• Task description:
Retype all of the listing exactly, passing over any picture you find.

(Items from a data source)
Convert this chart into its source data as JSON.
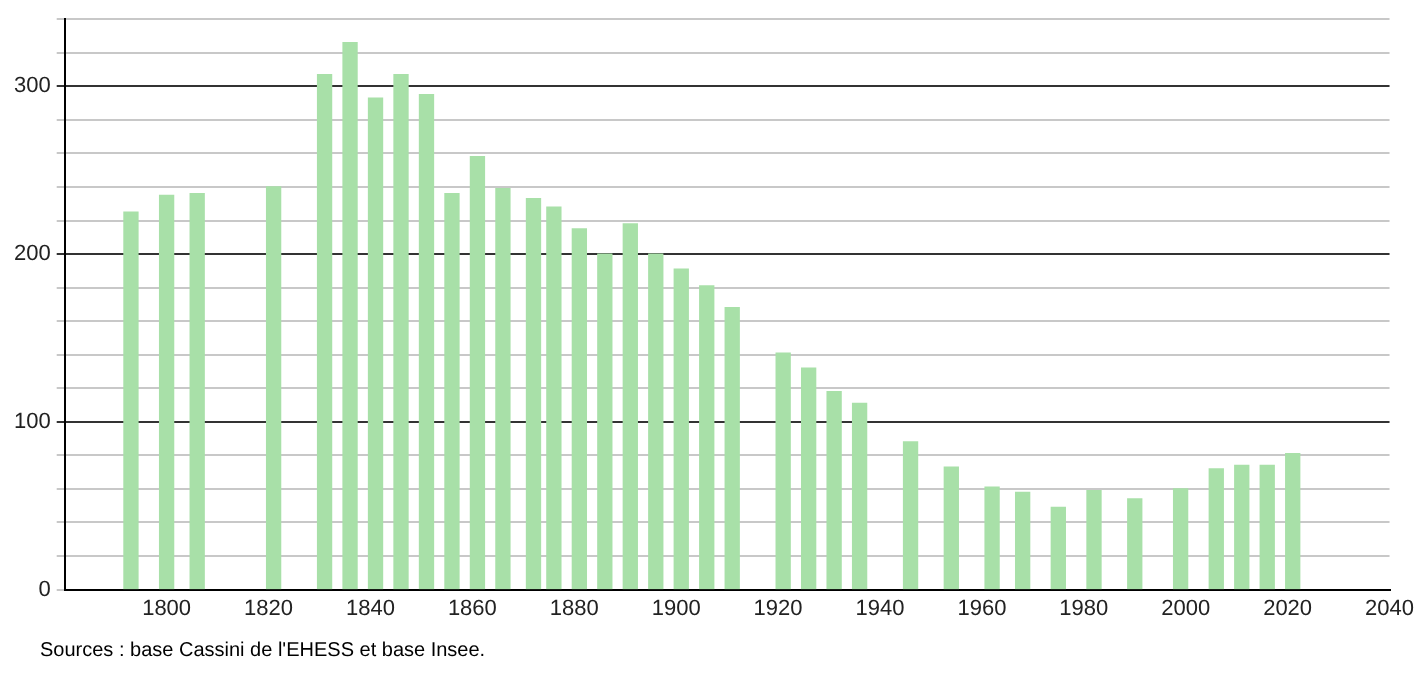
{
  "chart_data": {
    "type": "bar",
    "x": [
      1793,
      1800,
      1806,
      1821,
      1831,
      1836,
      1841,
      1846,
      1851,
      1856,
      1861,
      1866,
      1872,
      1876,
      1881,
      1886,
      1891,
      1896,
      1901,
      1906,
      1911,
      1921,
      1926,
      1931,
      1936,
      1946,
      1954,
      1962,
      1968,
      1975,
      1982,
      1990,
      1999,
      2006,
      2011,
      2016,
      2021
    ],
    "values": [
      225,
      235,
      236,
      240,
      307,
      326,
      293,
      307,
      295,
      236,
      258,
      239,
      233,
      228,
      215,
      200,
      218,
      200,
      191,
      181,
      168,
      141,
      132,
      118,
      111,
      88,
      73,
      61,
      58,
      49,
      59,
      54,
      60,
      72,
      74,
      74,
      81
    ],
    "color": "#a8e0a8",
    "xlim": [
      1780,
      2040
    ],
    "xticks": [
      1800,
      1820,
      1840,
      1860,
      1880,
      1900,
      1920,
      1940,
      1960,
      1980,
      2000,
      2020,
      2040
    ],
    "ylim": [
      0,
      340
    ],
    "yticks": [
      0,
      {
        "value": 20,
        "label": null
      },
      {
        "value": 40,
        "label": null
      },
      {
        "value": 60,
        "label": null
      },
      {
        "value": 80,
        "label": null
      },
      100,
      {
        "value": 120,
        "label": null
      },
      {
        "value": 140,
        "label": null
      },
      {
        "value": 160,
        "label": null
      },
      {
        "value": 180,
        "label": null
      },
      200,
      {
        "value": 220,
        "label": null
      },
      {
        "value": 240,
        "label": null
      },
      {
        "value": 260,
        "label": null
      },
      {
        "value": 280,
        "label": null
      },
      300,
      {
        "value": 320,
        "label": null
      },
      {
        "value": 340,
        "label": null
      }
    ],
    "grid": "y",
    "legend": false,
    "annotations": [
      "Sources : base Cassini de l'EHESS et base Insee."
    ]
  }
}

• Final answer:
Convert this chart into its source data as JSON.
{
  "chart_data": {
    "type": "bar",
    "x": [
      1793,
      1800,
      1806,
      1821,
      1831,
      1836,
      1841,
      1846,
      1851,
      1856,
      1861,
      1866,
      1872,
      1876,
      1881,
      1886,
      1891,
      1896,
      1901,
      1906,
      1911,
      1921,
      1926,
      1931,
      1936,
      1946,
      1954,
      1962,
      1968,
      1975,
      1982,
      1990,
      1999,
      2006,
      2011,
      2016,
      2021
    ],
    "values": [
      225,
      235,
      236,
      240,
      307,
      326,
      293,
      307,
      295,
      236,
      258,
      239,
      233,
      228,
      215,
      200,
      218,
      200,
      191,
      181,
      168,
      141,
      132,
      118,
      111,
      88,
      73,
      61,
      58,
      49,
      59,
      54,
      60,
      72,
      74,
      74,
      81
    ],
    "color": "#a8e0a8",
    "xlim": [
      1780,
      2040
    ],
    "xticks": [
      1800,
      1820,
      1840,
      1860,
      1880,
      1900,
      1920,
      1940,
      1960,
      1980,
      2000,
      2020,
      2040
    ],
    "ylim": [
      0,
      340
    ],
    "yticks": [
      0,
      {
        "value": 20,
        "label": null
      },
      {
        "value": 40,
        "label": null
      },
      {
        "value": 60,
        "label": null
      },
      {
        "value": 80,
        "label": null
      },
      100,
      {
        "value": 120,
        "label": null
      },
      {
        "value": 140,
        "label": null
      },
      {
        "value": 160,
        "label": null
      },
      {
        "value": 180,
        "label": null
      },
      200,
      {
        "value": 220,
        "label": null
      },
      {
        "value": 240,
        "label": null
      },
      {
        "value": 260,
        "label": null
      },
      {
        "value": 280,
        "label": null
      },
      300,
      {
        "value": 320,
        "label": null
      },
      {
        "value": 340,
        "label": null
      }
    ],
    "grid": "y",
    "legend": false,
    "annotations": [
      "Sources : base Cassini de l'EHESS et base Insee."
    ]
  }
}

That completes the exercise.